>> start Stored records

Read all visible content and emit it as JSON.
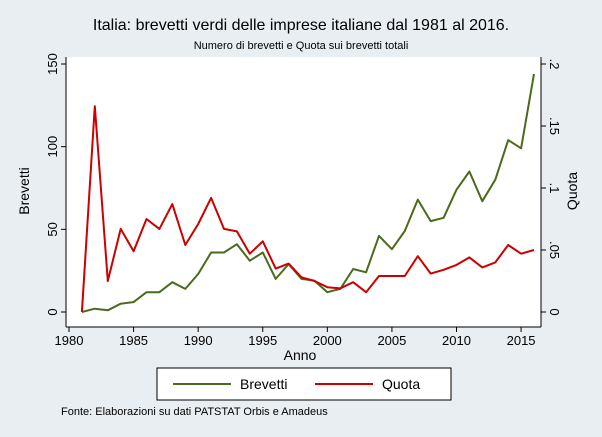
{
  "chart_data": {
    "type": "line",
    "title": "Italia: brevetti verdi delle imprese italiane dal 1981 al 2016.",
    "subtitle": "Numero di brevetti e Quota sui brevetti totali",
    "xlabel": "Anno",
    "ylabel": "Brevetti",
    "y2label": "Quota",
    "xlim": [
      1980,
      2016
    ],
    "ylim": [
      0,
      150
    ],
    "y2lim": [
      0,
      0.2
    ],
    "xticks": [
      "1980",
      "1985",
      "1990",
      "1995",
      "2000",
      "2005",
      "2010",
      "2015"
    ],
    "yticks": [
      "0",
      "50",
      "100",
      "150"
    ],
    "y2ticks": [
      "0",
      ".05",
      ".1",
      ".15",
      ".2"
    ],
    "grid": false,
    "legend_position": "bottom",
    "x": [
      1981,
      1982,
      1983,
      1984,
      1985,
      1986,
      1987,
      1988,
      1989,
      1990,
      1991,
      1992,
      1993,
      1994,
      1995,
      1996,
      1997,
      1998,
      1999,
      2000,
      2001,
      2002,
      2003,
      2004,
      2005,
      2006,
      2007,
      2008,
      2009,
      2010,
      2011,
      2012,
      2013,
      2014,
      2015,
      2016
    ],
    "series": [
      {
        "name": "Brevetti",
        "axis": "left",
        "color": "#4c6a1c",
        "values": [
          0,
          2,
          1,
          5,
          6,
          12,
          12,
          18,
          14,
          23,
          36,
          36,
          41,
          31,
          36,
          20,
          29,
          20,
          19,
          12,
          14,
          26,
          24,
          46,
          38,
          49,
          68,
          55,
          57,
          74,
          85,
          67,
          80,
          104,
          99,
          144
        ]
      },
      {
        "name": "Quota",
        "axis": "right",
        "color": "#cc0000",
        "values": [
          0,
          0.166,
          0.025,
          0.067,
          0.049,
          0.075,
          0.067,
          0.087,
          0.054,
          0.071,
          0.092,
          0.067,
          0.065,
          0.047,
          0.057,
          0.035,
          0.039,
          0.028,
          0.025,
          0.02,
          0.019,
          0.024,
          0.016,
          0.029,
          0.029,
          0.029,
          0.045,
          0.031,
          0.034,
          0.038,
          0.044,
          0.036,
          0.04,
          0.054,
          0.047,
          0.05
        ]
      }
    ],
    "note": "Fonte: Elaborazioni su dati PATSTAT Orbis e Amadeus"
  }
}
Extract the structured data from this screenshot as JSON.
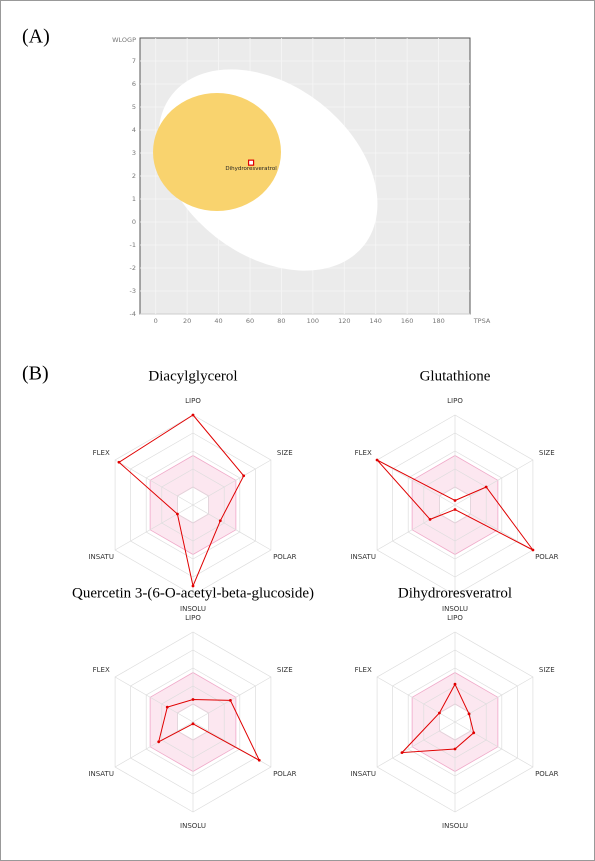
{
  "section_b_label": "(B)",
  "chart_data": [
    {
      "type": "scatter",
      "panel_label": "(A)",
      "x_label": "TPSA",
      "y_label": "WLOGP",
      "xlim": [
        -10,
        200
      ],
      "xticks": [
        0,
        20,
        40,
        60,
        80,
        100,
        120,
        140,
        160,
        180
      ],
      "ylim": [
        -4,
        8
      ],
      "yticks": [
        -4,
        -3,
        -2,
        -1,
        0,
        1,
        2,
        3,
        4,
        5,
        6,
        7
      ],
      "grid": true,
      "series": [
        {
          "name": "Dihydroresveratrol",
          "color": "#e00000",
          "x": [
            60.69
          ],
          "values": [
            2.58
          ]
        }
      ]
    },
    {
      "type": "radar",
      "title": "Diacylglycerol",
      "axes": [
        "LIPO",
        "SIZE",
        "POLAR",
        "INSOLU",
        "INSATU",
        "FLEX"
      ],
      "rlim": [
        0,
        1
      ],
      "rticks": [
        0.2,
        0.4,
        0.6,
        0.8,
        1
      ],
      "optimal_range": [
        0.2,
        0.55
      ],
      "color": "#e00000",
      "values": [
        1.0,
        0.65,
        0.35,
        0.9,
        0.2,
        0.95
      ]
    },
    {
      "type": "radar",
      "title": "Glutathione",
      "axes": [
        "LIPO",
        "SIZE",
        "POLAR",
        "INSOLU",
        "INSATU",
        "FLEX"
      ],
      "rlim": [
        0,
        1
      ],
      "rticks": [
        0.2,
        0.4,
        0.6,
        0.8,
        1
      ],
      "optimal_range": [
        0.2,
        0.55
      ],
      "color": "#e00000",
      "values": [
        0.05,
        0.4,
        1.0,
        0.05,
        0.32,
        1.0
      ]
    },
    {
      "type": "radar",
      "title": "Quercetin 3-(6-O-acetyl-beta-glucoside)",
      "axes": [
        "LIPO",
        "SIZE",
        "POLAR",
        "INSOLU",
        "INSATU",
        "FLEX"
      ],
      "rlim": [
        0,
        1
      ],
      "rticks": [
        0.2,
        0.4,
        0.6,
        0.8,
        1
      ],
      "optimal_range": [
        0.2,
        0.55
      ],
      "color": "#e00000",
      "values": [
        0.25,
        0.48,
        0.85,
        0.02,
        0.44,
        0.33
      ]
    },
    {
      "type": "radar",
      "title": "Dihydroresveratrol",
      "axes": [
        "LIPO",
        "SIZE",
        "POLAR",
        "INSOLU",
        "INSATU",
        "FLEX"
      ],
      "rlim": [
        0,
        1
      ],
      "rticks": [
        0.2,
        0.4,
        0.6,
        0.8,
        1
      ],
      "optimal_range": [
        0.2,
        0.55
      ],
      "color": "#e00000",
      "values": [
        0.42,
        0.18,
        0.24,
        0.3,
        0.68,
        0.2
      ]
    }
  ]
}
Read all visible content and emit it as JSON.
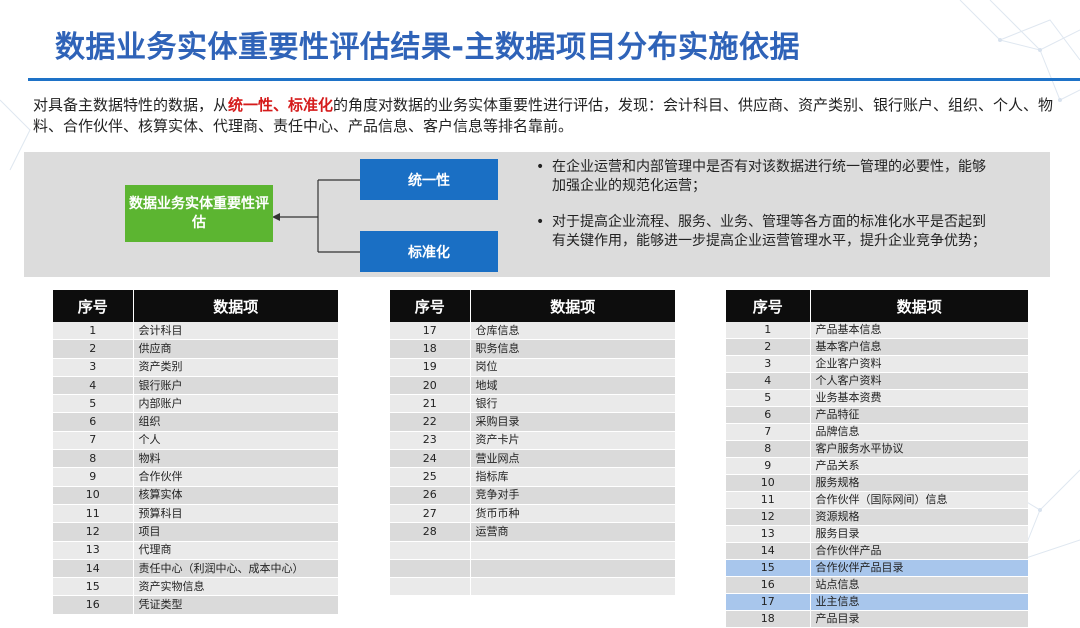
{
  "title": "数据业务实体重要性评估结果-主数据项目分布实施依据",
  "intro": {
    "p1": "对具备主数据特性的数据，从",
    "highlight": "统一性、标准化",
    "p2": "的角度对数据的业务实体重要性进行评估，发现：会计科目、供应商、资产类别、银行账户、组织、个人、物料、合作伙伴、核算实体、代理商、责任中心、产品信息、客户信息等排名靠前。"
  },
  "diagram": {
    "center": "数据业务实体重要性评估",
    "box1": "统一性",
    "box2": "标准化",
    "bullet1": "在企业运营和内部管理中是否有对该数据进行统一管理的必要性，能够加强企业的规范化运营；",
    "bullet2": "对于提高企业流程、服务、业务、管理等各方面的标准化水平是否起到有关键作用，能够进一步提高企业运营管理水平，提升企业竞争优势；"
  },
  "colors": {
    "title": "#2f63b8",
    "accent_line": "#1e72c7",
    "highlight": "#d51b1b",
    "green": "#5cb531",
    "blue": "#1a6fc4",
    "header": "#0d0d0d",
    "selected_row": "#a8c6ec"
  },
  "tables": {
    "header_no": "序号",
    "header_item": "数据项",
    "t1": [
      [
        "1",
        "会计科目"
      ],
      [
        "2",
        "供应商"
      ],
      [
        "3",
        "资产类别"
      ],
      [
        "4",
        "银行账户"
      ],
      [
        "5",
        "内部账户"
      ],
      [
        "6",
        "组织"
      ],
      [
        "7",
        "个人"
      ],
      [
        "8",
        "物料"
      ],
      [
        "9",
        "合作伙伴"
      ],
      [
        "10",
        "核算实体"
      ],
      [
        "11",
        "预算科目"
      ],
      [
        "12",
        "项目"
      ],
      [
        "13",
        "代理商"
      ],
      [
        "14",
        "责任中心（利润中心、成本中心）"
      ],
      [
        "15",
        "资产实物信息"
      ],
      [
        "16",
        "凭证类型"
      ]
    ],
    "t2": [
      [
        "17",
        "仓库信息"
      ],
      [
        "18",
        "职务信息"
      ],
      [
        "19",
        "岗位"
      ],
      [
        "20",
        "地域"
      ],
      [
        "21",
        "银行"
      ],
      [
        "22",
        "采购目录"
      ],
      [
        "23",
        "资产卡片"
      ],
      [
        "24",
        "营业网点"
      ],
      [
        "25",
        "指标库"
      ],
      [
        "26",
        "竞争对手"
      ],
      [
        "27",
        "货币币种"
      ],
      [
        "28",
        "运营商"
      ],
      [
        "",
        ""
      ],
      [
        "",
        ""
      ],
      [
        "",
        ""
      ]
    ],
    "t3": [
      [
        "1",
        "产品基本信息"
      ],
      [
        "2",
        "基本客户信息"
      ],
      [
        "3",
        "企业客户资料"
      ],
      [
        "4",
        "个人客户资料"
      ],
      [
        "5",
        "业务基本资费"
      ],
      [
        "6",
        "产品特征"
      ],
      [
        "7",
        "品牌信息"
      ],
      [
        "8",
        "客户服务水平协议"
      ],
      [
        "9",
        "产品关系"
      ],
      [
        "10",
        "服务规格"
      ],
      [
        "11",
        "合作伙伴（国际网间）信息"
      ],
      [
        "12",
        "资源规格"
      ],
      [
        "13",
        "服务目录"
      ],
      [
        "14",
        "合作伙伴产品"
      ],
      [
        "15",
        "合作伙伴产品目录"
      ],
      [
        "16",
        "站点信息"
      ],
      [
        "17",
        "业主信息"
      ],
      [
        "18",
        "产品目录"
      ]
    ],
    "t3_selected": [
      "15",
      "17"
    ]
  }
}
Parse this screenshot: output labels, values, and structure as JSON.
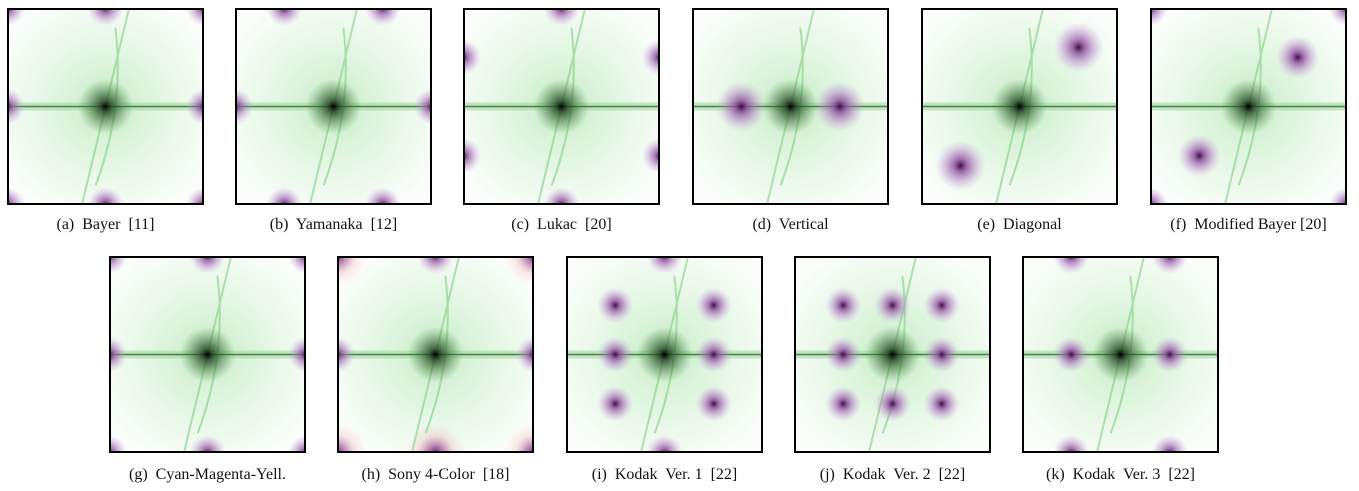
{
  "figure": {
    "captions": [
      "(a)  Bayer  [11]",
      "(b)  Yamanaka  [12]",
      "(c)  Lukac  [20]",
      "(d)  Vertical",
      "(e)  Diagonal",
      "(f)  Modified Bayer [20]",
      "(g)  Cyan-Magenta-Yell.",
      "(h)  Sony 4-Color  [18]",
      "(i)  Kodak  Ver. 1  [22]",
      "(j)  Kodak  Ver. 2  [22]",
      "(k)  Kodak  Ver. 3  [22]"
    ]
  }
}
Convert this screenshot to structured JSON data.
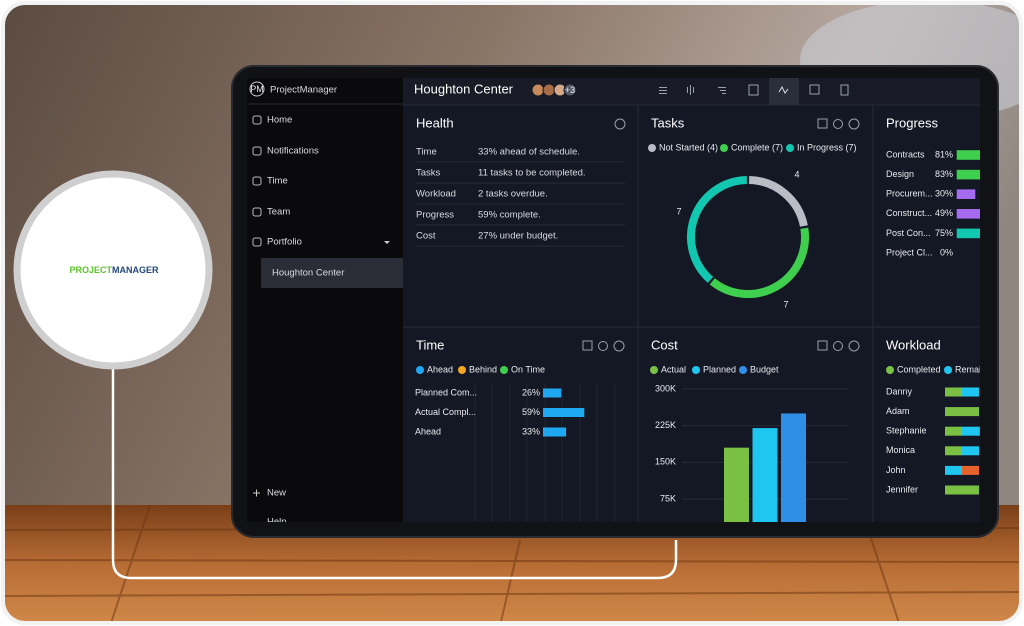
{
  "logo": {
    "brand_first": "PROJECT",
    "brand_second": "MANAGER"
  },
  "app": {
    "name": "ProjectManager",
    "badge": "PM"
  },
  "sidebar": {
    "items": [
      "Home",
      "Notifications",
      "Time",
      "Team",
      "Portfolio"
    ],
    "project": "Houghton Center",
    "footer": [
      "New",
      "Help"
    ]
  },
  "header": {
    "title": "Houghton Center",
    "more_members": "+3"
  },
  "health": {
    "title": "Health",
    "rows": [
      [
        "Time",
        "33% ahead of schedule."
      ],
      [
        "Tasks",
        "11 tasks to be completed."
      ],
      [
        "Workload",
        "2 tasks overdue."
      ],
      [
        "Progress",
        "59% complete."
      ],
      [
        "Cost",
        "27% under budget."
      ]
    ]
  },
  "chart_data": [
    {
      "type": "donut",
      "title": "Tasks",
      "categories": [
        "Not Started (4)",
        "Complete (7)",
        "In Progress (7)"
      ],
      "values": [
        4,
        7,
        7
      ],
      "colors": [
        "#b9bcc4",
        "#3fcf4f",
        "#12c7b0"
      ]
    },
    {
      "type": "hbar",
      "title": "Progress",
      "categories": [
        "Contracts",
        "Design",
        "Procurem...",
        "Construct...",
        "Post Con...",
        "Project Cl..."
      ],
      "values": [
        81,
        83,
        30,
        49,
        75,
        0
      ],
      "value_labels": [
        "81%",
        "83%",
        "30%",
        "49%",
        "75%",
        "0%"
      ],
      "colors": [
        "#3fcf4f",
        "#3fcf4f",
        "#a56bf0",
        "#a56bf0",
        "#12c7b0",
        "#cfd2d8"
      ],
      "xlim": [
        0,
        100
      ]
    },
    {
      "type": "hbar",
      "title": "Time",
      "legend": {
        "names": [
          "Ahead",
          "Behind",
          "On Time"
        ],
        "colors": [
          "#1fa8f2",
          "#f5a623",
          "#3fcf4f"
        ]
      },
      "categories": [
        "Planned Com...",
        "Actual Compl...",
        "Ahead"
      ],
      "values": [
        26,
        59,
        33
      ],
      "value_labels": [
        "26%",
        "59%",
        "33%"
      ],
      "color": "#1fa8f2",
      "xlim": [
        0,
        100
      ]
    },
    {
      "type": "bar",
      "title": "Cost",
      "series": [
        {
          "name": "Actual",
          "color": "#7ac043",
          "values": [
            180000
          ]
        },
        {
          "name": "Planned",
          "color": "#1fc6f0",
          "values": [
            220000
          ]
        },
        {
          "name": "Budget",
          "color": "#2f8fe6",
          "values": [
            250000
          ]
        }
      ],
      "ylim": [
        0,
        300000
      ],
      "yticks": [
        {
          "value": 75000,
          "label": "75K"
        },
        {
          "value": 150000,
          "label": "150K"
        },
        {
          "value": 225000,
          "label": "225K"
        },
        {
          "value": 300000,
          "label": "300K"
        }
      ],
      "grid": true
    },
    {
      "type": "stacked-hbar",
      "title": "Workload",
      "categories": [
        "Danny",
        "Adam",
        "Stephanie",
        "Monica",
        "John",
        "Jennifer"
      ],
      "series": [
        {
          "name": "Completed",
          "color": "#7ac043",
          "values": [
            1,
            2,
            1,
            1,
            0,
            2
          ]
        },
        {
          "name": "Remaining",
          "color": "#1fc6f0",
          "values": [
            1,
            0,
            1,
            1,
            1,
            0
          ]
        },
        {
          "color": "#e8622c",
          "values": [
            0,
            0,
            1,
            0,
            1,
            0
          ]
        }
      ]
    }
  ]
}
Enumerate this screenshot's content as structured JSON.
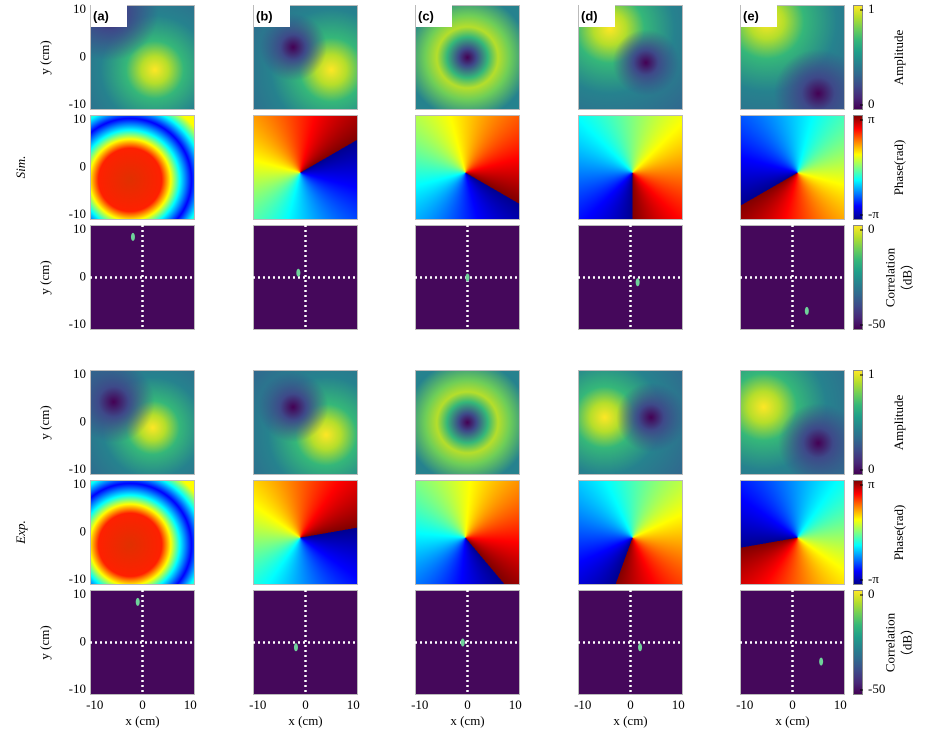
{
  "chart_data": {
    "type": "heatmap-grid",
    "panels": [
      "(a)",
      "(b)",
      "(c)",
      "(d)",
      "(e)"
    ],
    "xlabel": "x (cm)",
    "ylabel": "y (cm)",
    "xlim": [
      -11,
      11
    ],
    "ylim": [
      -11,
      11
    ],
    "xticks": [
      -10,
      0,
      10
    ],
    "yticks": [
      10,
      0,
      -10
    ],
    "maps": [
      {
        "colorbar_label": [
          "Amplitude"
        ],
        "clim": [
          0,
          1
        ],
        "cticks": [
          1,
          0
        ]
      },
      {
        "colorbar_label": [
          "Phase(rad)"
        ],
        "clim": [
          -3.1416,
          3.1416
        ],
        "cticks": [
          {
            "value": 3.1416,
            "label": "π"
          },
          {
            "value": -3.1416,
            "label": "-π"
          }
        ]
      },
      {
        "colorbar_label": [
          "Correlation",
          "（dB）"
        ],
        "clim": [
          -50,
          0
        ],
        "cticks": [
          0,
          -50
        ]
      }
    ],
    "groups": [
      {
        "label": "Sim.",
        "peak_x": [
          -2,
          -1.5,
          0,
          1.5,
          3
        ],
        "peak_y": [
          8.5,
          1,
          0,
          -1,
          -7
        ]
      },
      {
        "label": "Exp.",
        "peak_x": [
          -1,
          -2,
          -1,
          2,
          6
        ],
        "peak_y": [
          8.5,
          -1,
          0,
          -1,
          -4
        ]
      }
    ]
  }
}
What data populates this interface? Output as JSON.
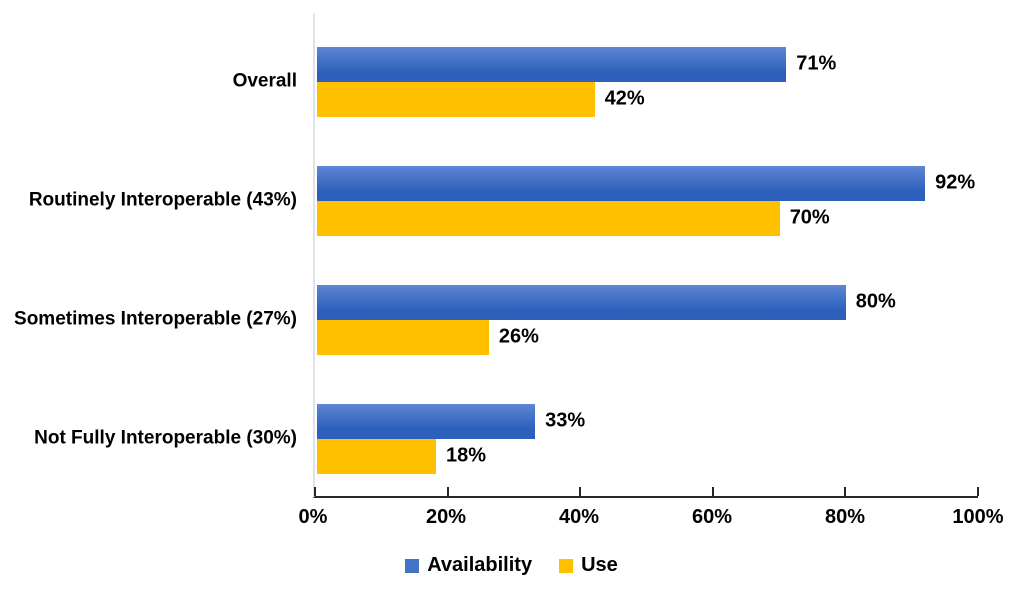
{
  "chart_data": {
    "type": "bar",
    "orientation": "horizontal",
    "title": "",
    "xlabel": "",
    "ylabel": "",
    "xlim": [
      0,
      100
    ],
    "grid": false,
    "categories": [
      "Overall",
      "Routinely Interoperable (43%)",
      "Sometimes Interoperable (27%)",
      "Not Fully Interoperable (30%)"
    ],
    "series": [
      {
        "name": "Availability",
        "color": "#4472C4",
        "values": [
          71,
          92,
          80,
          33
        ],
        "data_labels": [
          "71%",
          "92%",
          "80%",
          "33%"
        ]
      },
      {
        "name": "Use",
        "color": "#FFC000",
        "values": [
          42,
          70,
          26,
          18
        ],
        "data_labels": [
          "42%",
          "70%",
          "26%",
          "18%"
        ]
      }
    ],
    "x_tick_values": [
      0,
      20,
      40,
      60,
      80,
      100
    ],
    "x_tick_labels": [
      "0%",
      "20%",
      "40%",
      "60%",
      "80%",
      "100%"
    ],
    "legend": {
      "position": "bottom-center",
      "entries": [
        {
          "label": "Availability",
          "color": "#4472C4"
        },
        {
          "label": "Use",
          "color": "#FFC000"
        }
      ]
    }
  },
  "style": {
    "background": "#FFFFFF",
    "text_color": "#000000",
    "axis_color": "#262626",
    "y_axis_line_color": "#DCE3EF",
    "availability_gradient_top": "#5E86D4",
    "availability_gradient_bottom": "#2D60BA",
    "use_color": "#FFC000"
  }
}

>> end Stored records

Locate the word "JSON" in the entries, and copy every line where it is found.

Read all visible content and emit it as JSON.
Extract the structured data from this screenshot as JSON.
Read all visible content and emit it as JSON.
Parse this screenshot: output labels, values, and structure as JSON.
Convert this screenshot to structured JSON data.
Enumerate this screenshot's content as structured JSON.
What data populates this interface? Output as JSON.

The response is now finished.